> _DATASET RECORDS_

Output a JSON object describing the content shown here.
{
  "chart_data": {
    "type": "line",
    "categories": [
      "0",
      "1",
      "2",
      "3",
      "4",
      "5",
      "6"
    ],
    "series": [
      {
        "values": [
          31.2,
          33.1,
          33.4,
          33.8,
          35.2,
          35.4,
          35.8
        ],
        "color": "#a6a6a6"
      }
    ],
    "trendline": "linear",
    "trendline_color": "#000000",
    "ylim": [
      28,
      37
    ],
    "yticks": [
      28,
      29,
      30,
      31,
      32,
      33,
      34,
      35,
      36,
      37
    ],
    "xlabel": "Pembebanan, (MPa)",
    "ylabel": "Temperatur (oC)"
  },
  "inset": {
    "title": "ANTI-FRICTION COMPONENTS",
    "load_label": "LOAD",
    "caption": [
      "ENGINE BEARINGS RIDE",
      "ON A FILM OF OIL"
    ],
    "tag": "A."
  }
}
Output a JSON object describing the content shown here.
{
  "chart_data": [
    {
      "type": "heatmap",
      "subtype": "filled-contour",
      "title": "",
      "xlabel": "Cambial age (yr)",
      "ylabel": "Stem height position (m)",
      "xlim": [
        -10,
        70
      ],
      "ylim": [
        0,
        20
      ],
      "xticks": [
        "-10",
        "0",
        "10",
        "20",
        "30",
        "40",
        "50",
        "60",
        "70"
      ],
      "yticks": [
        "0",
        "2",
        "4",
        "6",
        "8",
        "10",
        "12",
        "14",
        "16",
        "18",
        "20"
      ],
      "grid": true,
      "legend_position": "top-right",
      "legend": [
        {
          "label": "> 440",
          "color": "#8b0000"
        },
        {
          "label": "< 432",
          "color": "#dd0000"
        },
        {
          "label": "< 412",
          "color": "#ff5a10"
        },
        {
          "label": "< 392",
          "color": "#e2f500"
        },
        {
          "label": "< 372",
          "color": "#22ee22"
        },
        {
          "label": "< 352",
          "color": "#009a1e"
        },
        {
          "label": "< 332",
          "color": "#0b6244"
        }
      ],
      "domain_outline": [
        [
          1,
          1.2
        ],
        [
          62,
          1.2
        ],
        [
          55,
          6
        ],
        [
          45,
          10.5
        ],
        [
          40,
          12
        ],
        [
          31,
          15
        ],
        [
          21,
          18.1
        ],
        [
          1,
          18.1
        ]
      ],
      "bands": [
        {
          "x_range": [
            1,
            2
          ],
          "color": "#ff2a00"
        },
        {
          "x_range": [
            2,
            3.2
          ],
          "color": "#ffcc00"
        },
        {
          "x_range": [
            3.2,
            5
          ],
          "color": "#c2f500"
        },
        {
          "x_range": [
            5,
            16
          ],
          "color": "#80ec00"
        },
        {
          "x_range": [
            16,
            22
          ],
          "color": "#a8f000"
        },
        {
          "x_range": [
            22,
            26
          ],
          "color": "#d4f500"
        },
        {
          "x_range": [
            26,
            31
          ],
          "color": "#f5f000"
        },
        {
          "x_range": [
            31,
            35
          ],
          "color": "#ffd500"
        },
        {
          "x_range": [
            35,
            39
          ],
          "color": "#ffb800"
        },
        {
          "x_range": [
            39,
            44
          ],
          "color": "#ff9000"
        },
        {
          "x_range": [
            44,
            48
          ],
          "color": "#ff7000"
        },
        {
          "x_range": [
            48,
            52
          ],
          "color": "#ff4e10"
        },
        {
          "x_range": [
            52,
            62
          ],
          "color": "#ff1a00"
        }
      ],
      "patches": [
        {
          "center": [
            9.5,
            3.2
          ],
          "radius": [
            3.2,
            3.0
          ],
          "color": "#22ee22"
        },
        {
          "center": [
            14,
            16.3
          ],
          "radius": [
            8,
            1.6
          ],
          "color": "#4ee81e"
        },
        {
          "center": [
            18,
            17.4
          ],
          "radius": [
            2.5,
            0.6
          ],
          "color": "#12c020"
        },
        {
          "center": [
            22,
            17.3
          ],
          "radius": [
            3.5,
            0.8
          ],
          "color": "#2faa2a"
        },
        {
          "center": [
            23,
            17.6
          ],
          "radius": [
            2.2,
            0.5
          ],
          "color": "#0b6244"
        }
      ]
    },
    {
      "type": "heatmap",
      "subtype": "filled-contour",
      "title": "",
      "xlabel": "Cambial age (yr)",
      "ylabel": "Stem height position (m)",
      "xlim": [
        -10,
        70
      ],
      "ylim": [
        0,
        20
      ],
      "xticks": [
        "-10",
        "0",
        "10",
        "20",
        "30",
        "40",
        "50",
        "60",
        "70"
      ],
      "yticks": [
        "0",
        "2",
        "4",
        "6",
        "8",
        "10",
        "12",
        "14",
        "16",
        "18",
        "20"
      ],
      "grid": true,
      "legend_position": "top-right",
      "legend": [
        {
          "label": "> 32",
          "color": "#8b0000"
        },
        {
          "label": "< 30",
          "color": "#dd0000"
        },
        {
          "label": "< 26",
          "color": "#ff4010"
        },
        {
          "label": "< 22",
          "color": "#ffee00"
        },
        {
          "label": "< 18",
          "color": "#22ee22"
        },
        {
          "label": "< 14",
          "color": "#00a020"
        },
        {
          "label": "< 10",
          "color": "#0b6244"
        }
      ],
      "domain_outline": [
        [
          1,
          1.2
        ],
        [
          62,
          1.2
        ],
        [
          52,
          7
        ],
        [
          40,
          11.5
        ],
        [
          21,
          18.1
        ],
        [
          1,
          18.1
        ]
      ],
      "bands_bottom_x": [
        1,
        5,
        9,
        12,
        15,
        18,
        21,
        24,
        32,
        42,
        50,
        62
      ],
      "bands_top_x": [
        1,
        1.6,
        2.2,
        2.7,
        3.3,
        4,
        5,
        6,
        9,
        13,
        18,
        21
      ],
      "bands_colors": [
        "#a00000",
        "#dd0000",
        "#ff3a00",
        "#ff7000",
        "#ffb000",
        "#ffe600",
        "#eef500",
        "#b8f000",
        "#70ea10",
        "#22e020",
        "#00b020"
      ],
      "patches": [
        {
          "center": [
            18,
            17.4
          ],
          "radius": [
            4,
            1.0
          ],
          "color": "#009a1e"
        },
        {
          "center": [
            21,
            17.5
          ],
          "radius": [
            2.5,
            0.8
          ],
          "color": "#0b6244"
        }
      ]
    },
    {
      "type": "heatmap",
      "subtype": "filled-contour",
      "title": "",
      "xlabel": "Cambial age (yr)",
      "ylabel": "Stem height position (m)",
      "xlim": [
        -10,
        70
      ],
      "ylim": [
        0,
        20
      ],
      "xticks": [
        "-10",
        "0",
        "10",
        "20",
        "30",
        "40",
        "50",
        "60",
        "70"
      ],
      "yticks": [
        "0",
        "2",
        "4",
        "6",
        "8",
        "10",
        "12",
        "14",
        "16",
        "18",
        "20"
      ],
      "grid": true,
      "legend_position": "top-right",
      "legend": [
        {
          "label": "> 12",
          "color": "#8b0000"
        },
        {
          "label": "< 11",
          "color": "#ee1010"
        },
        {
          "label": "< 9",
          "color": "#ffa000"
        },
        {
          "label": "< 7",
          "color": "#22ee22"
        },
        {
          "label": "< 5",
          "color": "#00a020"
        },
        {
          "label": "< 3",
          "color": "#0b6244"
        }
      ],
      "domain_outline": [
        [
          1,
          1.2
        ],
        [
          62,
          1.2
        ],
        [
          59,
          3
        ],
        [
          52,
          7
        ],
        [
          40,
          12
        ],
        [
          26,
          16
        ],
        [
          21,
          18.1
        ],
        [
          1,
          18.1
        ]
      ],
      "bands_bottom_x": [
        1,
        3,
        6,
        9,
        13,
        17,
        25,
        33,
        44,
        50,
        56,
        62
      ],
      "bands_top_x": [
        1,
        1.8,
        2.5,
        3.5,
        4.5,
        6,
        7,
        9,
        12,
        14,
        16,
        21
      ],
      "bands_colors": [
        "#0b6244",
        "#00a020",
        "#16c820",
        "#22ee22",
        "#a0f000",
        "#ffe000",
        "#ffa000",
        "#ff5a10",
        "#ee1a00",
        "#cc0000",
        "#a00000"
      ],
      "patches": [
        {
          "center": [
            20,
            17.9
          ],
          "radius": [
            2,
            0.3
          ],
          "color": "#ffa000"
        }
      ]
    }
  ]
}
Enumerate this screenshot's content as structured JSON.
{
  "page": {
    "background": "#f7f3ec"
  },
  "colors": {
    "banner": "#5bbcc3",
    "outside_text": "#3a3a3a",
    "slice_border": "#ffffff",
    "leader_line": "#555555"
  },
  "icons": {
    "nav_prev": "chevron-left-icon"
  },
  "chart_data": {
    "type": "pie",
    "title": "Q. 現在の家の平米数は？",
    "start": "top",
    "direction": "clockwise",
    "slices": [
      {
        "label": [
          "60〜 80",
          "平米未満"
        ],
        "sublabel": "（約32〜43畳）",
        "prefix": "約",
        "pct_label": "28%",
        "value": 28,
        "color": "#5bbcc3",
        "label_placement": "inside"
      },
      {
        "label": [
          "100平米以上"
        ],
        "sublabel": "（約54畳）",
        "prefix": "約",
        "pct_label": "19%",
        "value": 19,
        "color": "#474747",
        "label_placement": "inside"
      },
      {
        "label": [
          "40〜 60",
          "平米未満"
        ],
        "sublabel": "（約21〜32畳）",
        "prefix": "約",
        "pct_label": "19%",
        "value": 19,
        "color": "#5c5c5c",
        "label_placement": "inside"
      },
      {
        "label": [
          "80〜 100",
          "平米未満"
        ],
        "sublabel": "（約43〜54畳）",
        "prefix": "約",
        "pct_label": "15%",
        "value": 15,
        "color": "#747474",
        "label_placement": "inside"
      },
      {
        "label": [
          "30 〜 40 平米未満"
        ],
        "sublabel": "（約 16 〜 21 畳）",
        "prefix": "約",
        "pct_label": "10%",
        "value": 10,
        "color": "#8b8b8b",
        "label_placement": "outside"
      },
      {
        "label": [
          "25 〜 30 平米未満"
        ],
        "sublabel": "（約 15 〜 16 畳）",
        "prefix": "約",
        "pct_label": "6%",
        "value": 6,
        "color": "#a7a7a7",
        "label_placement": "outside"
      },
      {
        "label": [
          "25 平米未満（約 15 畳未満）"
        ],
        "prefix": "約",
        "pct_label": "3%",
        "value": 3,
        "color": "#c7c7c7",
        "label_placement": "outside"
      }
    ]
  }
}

> _TO DO_
Copy in full each line that holds the word "sublabel".

> _EXPECTED ANSWER_
        "sublabel": "（約32〜43畳）",
        "sublabel": "（約54畳）",
        "sublabel": "（約21〜32畳）",
        "sublabel": "（約43〜54畳）",
        "sublabel": "（約 16 〜 21 畳）",
        "sublabel": "（約 15 〜 16 畳）",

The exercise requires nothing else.